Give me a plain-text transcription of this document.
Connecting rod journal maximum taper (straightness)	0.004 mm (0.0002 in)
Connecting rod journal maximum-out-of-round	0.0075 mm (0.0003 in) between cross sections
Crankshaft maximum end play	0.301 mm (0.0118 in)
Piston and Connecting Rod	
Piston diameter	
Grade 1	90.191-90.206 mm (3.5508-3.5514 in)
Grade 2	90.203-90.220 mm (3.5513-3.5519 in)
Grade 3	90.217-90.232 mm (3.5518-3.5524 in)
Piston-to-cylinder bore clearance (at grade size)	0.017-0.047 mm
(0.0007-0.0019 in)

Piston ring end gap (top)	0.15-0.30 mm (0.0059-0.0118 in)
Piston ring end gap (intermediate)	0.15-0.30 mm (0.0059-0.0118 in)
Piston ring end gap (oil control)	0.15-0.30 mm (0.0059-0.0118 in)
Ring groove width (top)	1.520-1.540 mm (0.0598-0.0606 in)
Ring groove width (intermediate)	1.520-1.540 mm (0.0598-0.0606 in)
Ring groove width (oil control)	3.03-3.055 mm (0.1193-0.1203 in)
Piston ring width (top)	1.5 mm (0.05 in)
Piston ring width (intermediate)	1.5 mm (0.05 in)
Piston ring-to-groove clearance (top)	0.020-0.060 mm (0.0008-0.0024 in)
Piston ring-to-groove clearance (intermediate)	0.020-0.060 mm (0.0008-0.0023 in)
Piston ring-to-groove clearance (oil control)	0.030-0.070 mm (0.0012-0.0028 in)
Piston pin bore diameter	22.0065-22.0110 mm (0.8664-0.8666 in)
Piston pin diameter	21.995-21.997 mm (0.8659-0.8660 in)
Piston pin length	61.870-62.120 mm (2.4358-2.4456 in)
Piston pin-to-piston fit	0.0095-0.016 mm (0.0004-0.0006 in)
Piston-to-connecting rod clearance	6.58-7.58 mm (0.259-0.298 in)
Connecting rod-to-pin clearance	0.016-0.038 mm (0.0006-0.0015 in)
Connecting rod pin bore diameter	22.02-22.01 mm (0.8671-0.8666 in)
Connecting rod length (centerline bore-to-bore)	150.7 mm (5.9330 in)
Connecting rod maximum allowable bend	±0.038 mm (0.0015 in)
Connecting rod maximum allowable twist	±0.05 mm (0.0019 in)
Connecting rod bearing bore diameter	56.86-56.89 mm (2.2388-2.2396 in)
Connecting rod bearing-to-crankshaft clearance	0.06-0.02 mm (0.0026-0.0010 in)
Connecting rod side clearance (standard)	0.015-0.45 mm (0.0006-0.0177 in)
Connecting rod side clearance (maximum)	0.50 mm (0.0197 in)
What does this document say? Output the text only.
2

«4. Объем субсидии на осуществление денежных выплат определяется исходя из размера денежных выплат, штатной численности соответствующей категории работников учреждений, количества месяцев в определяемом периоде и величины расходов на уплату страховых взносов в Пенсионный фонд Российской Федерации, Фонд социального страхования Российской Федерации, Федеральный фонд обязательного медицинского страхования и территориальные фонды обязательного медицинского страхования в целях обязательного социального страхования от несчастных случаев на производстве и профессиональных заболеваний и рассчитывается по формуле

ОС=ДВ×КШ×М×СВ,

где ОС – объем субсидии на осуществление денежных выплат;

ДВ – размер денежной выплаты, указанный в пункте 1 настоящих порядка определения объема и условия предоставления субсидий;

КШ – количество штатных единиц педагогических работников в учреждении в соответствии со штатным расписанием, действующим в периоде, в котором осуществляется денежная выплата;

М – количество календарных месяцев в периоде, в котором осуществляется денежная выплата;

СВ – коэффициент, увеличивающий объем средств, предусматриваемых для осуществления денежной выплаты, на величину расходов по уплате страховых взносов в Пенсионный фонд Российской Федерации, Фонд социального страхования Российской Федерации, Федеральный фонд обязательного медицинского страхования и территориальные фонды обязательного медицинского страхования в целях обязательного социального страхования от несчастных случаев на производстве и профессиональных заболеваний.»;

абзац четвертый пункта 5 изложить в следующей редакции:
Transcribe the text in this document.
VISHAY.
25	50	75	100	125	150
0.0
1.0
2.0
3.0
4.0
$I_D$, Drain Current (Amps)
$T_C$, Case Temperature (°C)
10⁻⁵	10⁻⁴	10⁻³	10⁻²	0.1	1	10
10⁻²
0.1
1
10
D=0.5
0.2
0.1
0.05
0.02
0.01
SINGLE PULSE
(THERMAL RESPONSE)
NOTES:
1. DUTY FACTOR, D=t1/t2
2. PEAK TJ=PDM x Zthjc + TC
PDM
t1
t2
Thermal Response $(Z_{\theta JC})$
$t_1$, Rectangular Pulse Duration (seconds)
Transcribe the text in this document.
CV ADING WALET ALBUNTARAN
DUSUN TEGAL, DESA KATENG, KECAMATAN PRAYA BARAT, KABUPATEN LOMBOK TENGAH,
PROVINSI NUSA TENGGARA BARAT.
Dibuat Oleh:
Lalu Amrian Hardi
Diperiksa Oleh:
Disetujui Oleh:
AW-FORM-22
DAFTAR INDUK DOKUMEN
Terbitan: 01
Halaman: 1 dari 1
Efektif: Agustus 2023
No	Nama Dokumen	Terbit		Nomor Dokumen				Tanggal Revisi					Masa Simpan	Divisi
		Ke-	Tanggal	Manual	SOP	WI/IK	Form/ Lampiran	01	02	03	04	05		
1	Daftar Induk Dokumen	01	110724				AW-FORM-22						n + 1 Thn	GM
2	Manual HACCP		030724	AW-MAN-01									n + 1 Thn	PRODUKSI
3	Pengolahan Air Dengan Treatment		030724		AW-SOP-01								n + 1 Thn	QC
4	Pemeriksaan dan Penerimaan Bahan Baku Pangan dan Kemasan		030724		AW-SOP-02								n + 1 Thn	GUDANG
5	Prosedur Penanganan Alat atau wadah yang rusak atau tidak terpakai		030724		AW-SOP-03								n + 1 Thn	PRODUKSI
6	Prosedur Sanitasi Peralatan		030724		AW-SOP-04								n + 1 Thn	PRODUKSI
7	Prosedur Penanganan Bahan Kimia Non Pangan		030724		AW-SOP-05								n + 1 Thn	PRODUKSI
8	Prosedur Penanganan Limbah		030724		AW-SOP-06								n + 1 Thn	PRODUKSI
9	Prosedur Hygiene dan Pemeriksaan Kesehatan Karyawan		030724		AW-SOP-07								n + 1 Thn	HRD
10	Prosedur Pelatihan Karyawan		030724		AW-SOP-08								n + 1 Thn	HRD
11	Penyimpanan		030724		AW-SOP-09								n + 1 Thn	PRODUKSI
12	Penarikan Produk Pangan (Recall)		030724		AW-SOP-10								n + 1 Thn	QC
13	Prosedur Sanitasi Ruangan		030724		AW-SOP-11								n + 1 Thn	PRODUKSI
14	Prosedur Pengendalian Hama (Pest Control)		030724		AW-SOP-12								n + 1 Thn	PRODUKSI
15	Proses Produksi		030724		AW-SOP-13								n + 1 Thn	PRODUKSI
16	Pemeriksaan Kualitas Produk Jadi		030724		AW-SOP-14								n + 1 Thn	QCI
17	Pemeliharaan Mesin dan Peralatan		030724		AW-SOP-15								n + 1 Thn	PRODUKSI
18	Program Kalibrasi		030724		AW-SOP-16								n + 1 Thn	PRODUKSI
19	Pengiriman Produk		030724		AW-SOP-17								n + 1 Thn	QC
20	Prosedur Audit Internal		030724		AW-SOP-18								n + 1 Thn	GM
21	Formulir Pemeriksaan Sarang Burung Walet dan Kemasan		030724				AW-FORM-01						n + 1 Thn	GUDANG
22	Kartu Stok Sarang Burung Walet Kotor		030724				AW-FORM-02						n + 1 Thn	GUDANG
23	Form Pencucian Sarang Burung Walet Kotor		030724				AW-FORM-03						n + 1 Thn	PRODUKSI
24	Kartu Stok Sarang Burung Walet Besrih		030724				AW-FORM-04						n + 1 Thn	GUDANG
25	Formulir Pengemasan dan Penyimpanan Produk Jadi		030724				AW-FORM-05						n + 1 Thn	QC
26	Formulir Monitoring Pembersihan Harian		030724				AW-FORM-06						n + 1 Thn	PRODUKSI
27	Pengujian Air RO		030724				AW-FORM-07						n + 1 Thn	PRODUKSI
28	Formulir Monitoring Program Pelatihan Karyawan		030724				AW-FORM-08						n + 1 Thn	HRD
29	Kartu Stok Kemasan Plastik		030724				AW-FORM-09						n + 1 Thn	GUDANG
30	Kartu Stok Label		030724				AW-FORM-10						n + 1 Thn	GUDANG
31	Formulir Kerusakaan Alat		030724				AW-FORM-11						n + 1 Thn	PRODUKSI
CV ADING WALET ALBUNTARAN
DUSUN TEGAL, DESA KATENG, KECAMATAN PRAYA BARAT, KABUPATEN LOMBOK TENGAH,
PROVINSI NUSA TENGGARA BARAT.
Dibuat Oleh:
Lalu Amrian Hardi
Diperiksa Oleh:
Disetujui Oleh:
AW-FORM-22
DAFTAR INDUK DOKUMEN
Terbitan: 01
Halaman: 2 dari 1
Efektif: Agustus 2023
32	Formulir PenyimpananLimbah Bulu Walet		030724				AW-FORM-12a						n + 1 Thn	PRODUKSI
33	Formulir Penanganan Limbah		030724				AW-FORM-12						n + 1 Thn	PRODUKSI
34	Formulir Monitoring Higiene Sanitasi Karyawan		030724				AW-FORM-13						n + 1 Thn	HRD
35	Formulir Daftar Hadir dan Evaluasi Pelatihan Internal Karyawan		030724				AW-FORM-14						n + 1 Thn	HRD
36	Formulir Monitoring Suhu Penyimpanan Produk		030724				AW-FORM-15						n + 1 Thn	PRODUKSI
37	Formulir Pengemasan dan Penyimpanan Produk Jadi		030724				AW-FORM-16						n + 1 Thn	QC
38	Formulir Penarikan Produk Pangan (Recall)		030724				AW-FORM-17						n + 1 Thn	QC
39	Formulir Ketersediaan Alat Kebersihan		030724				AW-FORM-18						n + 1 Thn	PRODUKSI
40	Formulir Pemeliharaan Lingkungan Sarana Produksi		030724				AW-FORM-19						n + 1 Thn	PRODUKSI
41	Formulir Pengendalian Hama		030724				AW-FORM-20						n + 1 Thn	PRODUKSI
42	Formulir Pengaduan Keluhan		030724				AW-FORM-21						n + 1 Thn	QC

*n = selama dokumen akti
● ● ● ● ● ● ●
▸ **Task goal**
Show the lines that mention the word "Bahan".

▸ **Task answer**
4	Pemeriksaan dan Penerimaan Bahan Baku Pangan dan Kemasan		030724		AW-SOP-02								n + 1 Thn	GUDANG
7	Prosedur Penanganan Bahan Kimia Non Pangan		030724		AW-SOP-05								n + 1 Thn	PRODUKSI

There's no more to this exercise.